* _EXERCISE BRIEF_:
Across the data below, how many lines hold "chevron"? Answer with that number and nothing else.

# START OF RECORDS SHOWN

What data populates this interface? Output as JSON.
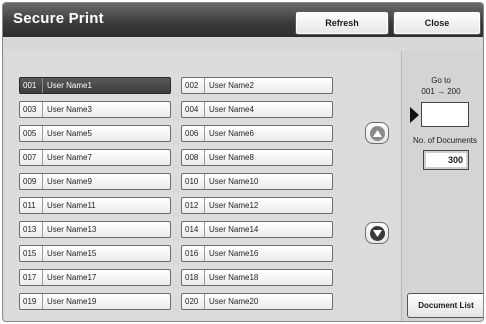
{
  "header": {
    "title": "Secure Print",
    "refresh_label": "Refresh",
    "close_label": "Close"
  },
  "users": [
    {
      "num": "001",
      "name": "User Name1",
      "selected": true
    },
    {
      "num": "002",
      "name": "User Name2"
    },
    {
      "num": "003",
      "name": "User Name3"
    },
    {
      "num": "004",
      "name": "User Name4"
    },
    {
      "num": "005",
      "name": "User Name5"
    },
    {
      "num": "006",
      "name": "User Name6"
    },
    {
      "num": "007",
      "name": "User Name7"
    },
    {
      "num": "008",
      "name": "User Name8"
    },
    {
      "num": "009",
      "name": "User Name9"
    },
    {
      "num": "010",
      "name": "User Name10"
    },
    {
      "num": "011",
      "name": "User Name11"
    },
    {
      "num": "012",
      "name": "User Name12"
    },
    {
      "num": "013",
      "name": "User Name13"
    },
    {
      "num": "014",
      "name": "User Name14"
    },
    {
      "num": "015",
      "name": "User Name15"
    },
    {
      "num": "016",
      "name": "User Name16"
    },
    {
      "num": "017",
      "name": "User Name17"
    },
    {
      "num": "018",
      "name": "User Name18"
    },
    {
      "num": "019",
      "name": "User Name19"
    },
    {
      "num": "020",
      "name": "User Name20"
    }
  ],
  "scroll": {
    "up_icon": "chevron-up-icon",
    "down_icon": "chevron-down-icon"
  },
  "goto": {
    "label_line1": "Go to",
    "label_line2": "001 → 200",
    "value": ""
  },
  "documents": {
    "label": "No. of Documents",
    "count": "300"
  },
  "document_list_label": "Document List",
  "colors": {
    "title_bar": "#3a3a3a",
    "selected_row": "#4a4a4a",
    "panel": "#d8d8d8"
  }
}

# END OF RECORDS SHOWN

* _RESPONSE_:
2